Problem description: From the listing below, extract every line in which the word "النور" appears.

Data shown:
----

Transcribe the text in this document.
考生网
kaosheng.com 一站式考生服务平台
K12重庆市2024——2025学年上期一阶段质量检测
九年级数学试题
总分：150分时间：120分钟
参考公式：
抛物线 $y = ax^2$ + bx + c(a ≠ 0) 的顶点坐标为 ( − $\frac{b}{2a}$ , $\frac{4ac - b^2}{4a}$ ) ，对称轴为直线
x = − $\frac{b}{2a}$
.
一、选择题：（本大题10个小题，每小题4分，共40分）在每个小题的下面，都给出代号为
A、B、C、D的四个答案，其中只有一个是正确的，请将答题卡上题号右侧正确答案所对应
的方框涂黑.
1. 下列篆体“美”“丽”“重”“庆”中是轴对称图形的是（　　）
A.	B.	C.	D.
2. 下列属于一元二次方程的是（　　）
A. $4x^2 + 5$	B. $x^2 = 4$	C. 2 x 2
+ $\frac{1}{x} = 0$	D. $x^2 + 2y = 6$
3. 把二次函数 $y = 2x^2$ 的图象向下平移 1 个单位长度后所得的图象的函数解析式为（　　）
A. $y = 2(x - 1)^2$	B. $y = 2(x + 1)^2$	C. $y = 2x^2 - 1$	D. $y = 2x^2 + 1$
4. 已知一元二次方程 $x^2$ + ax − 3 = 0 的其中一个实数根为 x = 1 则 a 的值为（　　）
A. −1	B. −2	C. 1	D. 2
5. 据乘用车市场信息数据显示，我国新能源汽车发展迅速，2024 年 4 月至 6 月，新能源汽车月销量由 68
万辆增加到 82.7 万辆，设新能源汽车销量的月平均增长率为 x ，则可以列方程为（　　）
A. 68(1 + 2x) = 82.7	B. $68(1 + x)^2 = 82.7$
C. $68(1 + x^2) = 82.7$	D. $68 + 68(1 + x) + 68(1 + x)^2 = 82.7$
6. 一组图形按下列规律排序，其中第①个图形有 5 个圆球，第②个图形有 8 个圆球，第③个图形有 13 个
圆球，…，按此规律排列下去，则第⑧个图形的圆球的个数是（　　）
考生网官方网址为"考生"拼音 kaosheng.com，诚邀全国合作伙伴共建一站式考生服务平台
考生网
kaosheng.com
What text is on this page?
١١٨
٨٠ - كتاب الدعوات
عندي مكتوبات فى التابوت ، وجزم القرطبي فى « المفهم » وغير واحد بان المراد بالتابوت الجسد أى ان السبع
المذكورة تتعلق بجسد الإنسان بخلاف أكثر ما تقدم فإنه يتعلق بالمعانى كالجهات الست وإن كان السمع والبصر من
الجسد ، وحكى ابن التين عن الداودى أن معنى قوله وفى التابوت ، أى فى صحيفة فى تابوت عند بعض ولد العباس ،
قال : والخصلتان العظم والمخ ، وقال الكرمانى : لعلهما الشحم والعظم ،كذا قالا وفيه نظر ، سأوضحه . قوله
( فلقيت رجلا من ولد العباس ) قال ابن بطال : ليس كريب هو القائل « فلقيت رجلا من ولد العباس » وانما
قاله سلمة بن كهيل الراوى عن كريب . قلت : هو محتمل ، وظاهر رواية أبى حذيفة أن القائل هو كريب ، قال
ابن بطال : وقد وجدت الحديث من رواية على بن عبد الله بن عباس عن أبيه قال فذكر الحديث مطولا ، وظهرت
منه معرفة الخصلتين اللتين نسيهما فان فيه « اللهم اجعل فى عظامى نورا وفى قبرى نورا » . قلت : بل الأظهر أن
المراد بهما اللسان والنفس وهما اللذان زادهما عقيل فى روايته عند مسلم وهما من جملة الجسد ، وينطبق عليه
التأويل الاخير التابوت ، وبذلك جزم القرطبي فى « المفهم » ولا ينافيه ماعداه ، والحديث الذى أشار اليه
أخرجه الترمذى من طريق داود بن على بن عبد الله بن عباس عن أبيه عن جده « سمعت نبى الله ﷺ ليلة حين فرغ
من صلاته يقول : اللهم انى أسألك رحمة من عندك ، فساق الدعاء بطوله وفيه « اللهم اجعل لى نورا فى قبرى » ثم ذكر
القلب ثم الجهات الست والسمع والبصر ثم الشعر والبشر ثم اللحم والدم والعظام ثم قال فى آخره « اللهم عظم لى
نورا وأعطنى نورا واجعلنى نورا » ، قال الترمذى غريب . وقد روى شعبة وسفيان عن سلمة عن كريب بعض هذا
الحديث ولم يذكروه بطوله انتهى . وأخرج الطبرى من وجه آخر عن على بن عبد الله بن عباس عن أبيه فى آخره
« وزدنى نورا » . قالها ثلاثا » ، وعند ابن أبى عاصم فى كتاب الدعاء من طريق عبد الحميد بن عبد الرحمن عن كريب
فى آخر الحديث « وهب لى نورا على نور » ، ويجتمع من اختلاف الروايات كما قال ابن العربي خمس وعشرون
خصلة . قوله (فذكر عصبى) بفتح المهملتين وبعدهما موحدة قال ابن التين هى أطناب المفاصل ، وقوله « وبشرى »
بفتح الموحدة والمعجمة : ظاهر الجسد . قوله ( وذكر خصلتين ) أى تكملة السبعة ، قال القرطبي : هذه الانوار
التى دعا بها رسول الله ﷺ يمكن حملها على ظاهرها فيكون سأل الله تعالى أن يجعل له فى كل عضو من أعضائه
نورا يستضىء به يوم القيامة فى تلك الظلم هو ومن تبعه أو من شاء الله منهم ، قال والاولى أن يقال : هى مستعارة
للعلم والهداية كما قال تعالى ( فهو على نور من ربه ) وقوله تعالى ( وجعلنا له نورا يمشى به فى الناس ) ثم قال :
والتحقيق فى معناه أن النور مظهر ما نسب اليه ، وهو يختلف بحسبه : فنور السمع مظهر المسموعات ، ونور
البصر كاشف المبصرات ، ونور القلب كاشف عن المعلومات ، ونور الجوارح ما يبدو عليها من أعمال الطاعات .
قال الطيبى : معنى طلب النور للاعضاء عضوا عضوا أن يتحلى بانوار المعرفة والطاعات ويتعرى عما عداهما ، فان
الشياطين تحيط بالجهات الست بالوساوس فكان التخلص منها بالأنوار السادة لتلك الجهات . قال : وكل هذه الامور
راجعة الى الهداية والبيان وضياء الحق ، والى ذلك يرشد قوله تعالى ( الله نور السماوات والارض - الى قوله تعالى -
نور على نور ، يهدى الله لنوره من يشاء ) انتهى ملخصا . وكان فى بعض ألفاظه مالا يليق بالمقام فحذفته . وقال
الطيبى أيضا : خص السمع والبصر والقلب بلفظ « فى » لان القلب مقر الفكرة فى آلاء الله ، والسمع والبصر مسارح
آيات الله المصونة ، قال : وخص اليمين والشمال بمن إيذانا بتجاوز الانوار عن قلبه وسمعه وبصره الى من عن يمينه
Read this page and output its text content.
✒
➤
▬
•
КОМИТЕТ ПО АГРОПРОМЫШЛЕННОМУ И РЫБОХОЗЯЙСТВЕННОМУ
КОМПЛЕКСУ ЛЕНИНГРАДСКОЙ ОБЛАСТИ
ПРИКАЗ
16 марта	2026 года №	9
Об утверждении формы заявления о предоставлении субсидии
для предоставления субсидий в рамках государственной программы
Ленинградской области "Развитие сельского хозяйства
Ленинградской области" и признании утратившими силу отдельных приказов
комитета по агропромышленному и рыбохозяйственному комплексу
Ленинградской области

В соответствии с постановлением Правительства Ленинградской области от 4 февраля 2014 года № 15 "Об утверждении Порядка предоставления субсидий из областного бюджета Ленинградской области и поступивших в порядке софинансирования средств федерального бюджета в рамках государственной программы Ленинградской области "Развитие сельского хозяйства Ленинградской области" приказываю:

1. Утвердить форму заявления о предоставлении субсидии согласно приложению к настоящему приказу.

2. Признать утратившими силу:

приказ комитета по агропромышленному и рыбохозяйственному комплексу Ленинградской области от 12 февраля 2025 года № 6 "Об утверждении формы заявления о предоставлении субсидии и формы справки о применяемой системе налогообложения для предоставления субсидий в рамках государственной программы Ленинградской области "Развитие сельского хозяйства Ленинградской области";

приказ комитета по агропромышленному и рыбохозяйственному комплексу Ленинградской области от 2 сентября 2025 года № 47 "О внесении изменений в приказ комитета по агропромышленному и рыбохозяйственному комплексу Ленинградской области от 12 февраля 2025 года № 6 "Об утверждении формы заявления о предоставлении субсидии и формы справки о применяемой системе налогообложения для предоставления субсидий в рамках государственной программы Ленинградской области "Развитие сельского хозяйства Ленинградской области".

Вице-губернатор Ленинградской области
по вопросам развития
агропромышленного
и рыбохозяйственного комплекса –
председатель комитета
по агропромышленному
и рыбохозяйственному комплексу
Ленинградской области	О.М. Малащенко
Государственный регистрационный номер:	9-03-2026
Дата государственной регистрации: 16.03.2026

----

Answer below:
والتحقيق فى معناه أن النور مظهر ما نسب اليه ، وهو يختلف بحسبه : فنور السمع مظهر المسموعات ، ونور
قال الطيبى : معنى طلب النور للاعضاء عضوا عضوا أن يتحلى بانوار المعرفة والطاعات ويتعرى عما عداهما ، فان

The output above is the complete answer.